● Required task:
Reply with one number only, the count of lines holding the string "credit".

● Records shown:
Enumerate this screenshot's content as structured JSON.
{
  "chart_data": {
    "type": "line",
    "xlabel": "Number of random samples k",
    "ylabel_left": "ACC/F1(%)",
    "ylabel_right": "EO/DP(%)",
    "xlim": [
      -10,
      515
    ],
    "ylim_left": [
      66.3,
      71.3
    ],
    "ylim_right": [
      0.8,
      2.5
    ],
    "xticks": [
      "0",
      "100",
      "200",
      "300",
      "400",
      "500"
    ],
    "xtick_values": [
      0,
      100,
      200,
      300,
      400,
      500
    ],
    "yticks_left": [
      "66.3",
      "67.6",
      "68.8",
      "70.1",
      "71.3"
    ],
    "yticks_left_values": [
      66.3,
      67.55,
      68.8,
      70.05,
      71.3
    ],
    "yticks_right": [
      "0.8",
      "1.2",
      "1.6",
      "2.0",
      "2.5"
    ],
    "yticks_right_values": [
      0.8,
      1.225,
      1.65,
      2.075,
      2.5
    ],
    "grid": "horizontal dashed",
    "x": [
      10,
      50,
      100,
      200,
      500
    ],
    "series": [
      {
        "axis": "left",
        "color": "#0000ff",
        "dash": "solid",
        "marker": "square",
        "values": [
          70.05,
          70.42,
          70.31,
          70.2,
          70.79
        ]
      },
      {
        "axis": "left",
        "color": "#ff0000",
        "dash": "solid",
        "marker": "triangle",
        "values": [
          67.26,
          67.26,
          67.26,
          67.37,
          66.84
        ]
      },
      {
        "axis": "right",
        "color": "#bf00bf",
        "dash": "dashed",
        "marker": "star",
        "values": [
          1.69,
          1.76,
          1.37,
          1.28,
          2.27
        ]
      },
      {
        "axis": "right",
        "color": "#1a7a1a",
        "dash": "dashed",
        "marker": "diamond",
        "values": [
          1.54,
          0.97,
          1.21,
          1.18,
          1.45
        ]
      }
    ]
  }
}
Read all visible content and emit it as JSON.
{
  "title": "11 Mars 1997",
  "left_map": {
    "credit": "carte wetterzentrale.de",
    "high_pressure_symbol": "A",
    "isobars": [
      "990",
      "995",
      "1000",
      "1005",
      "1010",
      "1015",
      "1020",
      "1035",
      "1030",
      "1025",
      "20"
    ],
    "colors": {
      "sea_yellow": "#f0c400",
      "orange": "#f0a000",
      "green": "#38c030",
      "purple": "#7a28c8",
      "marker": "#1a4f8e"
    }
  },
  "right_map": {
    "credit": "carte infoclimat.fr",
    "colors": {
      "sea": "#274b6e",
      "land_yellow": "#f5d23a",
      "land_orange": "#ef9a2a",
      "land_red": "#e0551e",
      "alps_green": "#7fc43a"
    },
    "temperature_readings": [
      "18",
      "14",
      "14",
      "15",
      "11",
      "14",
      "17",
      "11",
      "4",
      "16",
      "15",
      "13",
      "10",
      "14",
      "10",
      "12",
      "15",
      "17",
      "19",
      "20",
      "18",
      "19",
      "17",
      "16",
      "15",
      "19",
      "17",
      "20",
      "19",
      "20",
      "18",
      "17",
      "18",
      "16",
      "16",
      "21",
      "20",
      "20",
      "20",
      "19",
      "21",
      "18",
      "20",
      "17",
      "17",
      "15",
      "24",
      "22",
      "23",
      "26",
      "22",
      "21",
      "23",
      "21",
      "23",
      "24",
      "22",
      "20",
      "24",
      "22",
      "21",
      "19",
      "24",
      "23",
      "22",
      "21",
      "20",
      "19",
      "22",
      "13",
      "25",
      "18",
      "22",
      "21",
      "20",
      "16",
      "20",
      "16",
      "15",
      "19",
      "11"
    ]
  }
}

● Written solution:
2